*Excerpted records*
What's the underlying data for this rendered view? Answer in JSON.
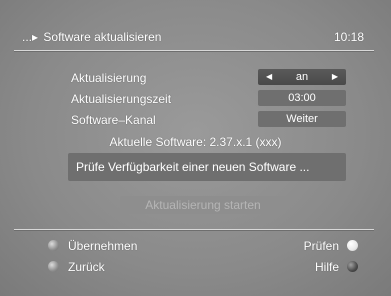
{
  "header": {
    "breadcrumb_prefix": "...",
    "title": "Software aktualisieren",
    "time": "10:18"
  },
  "settings": [
    {
      "label": "Aktualisierung",
      "value": "an",
      "selected": true
    },
    {
      "label": "Aktualisierungszeit",
      "value": "03:00"
    },
    {
      "label": "Software–Kanal",
      "value": "Weiter"
    }
  ],
  "current_software": "Aktuelle Software: 2.37.x.1 (xxx)",
  "status_message": "Prüfe Verfügbarkeit einer neuen Software ...",
  "start_button": "Aktualisierung starten",
  "footer": {
    "left": [
      {
        "label": "Übernehmen",
        "icon": "grey-button-icon"
      },
      {
        "label": "Zurück",
        "icon": "grey-button-icon"
      }
    ],
    "right": [
      {
        "label": "Prüfen",
        "icon": "white-button-icon"
      },
      {
        "label": "Hilfe",
        "icon": "dark-button-icon"
      }
    ]
  }
}
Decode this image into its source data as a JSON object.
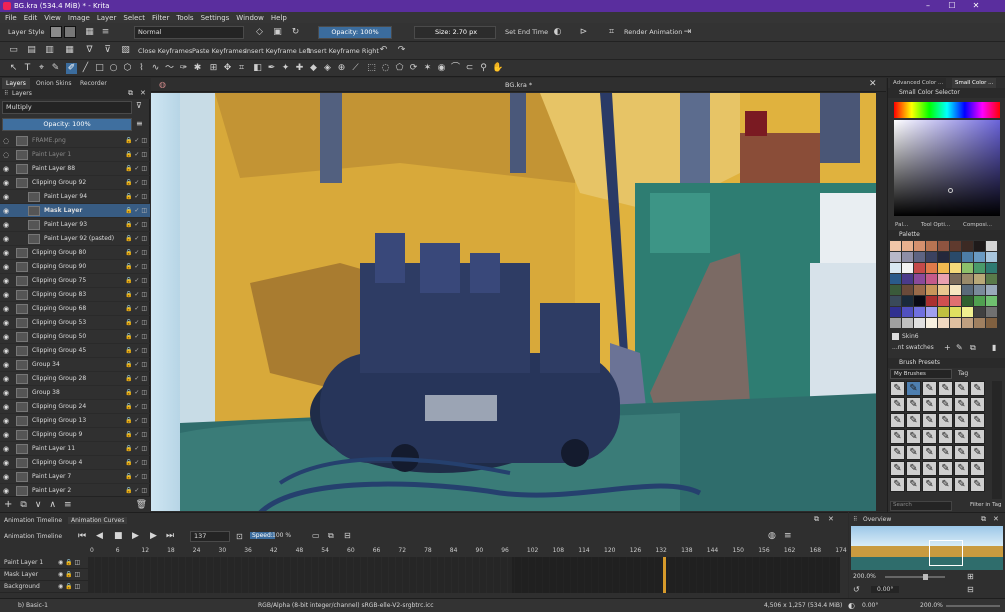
{
  "window": {
    "title": "BG.kra (534.4 MiB)  * - Krita",
    "controls": [
      "–",
      "☐",
      "✕"
    ]
  },
  "menu": [
    "File",
    "Edit",
    "View",
    "Image",
    "Layer",
    "Select",
    "Filter",
    "Tools",
    "Settings",
    "Window",
    "Help"
  ],
  "toolbar1": {
    "layer_style": "Layer Style",
    "blend_mode": "Normal",
    "opacity": "Opacity: 100%",
    "size": "Size: 2.70 px",
    "set_end_time": "Set End Time",
    "render_animation": "Render Animation"
  },
  "toolbar2": {
    "close_keyframes": "Close Keyframes",
    "paste_keyframes": "Paste Keyframes",
    "insert_left": "Insert Keyframe Left",
    "insert_right": "Insert Keyframe Right"
  },
  "left_dock": {
    "tabs": [
      "Layers",
      "Onion Skins",
      "Recorder"
    ],
    "panel_title": "Layers",
    "blend_mode": "Multiply",
    "opacity": "Opacity:  100%",
    "layers": [
      {
        "name": "FRAME.png",
        "indent": 0,
        "faded": true
      },
      {
        "name": "Paint Layer 1",
        "indent": 0,
        "faded": true
      },
      {
        "name": "Paint Layer 88",
        "indent": 0
      },
      {
        "name": "Clipping Group 92",
        "indent": 0
      },
      {
        "name": "Paint Layer 94",
        "indent": 1
      },
      {
        "name": "Mask Layer",
        "indent": 1,
        "selected": true
      },
      {
        "name": "Paint Layer 93",
        "indent": 1
      },
      {
        "name": "Paint Layer 92 (pasted)",
        "indent": 1
      },
      {
        "name": "Clipping Group 80",
        "indent": 0
      },
      {
        "name": "Clipping Group 90",
        "indent": 0
      },
      {
        "name": "Clipping Group 75",
        "indent": 0
      },
      {
        "name": "Clipping Group 83",
        "indent": 0
      },
      {
        "name": "Clipping Group 68",
        "indent": 0
      },
      {
        "name": "Clipping Group 53",
        "indent": 0
      },
      {
        "name": "Clipping Group 50",
        "indent": 0
      },
      {
        "name": "Clipping Group 45",
        "indent": 0
      },
      {
        "name": "Group 34",
        "indent": 0
      },
      {
        "name": "Clipping Group 28",
        "indent": 0
      },
      {
        "name": "Group 38",
        "indent": 0
      },
      {
        "name": "Clipping Group 24",
        "indent": 0
      },
      {
        "name": "Clipping Group 13",
        "indent": 0
      },
      {
        "name": "Clipping Group 9",
        "indent": 0
      },
      {
        "name": "Paint Layer 11",
        "indent": 0
      },
      {
        "name": "Clipping Group 4",
        "indent": 0
      },
      {
        "name": "Paint Layer 7",
        "indent": 0
      },
      {
        "name": "Paint Layer 2",
        "indent": 0
      }
    ]
  },
  "canvas": {
    "document_tab": "BG.kra *"
  },
  "right_dock": {
    "top_tabs": [
      "Advanced Color ...",
      "Small Color ..."
    ],
    "color_selector_title": "Small Color Selector",
    "mid_tabs": [
      "Pal...",
      "Tool Opti...",
      "Composi..."
    ],
    "palette_title": "Palette",
    "palette_name": "Skin6",
    "swatch_label": "...nt swatches",
    "brush_presets_title": "Brush Presets",
    "brush_filter": "My Brushes",
    "tag_label": "Tag",
    "search_placeholder": "Search",
    "filter_in_tag": "Filter in Tag"
  },
  "timeline": {
    "tabs": [
      "Animation Timeline",
      "Animation Curves"
    ],
    "title": "Animation Timeline",
    "frame": "137",
    "speed_label": "Speed:",
    "speed": "100 %",
    "ticks": [
      "0",
      "6",
      "12",
      "18",
      "24",
      "30",
      "36",
      "42",
      "48",
      "54",
      "60",
      "66",
      "72",
      "78",
      "84",
      "90",
      "96",
      "102",
      "108",
      "114",
      "120",
      "126",
      "132",
      "138",
      "144",
      "150",
      "156",
      "162",
      "168",
      "174"
    ],
    "layers": [
      "Paint Layer 1",
      "Mask Layer",
      "Background"
    ]
  },
  "overview": {
    "title": "Overview",
    "zoom": "200.0%",
    "rotation": "0.00°"
  },
  "status": {
    "brush": "b) Basic-1",
    "color_info": "RGB/Alpha (8-bit integer/channel)  sRGB-elle-V2-srgbtrc.icc",
    "dims": "4,506 x 1,257 (534.4 MiB)",
    "angle": "0.00°",
    "zoom": "200.0%"
  },
  "colors": {
    "titlebar": "#5a2e9e",
    "selection": "#385c83",
    "accent": "#3b6c9d"
  }
}
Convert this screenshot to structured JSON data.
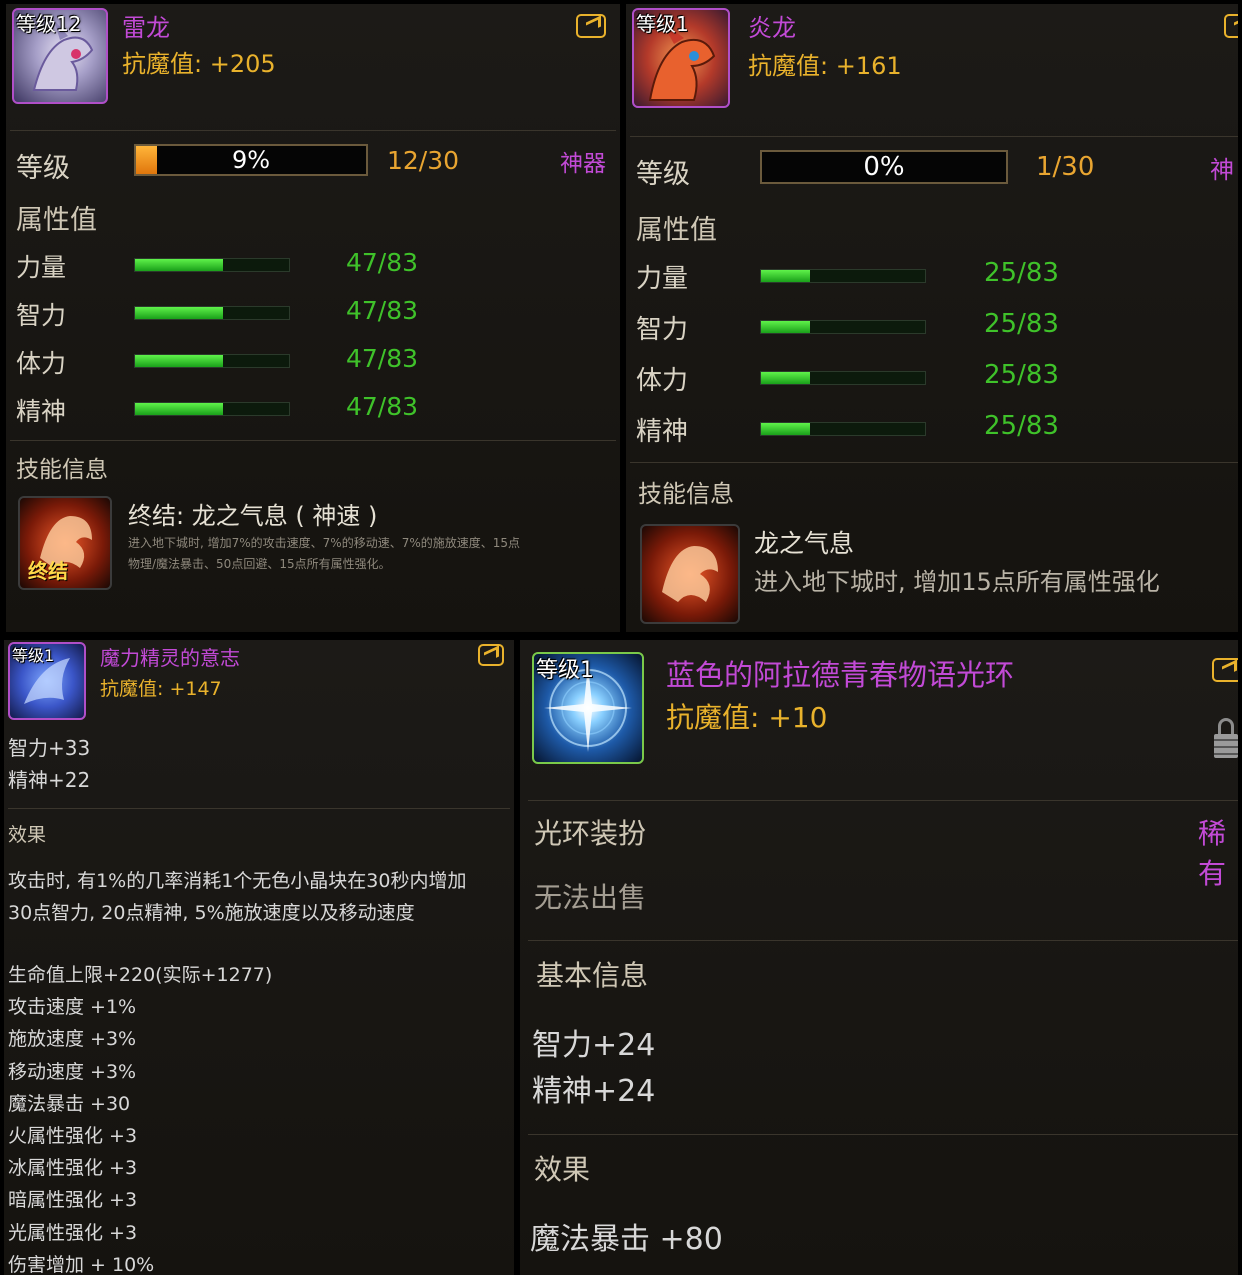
{
  "colors": {
    "name": "#c24ad6",
    "resist": "#e9b22c",
    "stat_value": "#3fc22a",
    "level_text": "#e9a531"
  },
  "p1": {
    "level_badge": "等级12",
    "name": "雷龙",
    "resist": "抗魔值: +205",
    "level_label": "等级",
    "level_percent": "9%",
    "level_progress": 0.09,
    "level_count": "12/30",
    "rarity": "神器",
    "attr_heading": "属性值",
    "stats": [
      {
        "label": "力量",
        "value": "47/83",
        "fill": 0.57
      },
      {
        "label": "智力",
        "value": "47/83",
        "fill": 0.57
      },
      {
        "label": "体力",
        "value": "47/83",
        "fill": 0.57
      },
      {
        "label": "精神",
        "value": "47/83",
        "fill": 0.57
      }
    ],
    "skill_heading": "技能信息",
    "skill_icon_text": "终结",
    "skill_name": "终结: 龙之气息 ( 神速 )",
    "skill_desc1": "进入地下城时, 增加7%的攻击速度、7%的移动速、7%的施放速度、15点",
    "skill_desc2": "物理/魔法暴击、50点回避、15点所有属性强化。"
  },
  "p2": {
    "level_badge": "等级1",
    "name": "炎龙",
    "resist": "抗魔值: +161",
    "level_label": "等级",
    "level_percent": "0%",
    "level_progress": 0.0,
    "level_count": "1/30",
    "rarity": "神",
    "attr_heading": "属性值",
    "stats": [
      {
        "label": "力量",
        "value": "25/83",
        "fill": 0.3
      },
      {
        "label": "智力",
        "value": "25/83",
        "fill": 0.3
      },
      {
        "label": "体力",
        "value": "25/83",
        "fill": 0.3
      },
      {
        "label": "精神",
        "value": "25/83",
        "fill": 0.3
      }
    ],
    "skill_heading": "技能信息",
    "skill_name": "龙之气息",
    "skill_desc": "进入地下城时, 增加15点所有属性强化"
  },
  "p3": {
    "level_badge": "等级1",
    "name": "魔力精灵的意志",
    "resist": "抗魔值: +147",
    "attrs": [
      "智力+33",
      "精神+22"
    ],
    "effect_heading": "效果",
    "effect_text1": "攻击时, 有1%的几率消耗1个无色小晶块在30秒内增加",
    "effect_text2": "30点智力, 20点精神, 5%施放速度以及移动速度",
    "bonuses": [
      "生命值上限+220(实际+1277)",
      "攻击速度 +1%",
      "施放速度 +3%",
      "移动速度 +3%",
      "魔法暴击 +30",
      "火属性强化 +3",
      "冰属性强化 +3",
      "暗属性强化 +3",
      "光属性强化 +3",
      "伤害增加 + 10%"
    ]
  },
  "p4": {
    "level_badge": "等级1",
    "name": "蓝色的阿拉德青春物语光环",
    "resist": "抗魔值: +10",
    "category": "光环装扮",
    "rarity": "稀有",
    "trade": "无法出售",
    "basic_heading": "基本信息",
    "basic": [
      "智力+24",
      "精神+24"
    ],
    "effect_heading": "效果",
    "effect": "魔法暴击 +80"
  }
}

*Direction*
Every line that holds the string "opacity" should be returned.

*Result for this task*
    "opacity": "Opacity: 100%",
    "opacity": "Opacity:  100%",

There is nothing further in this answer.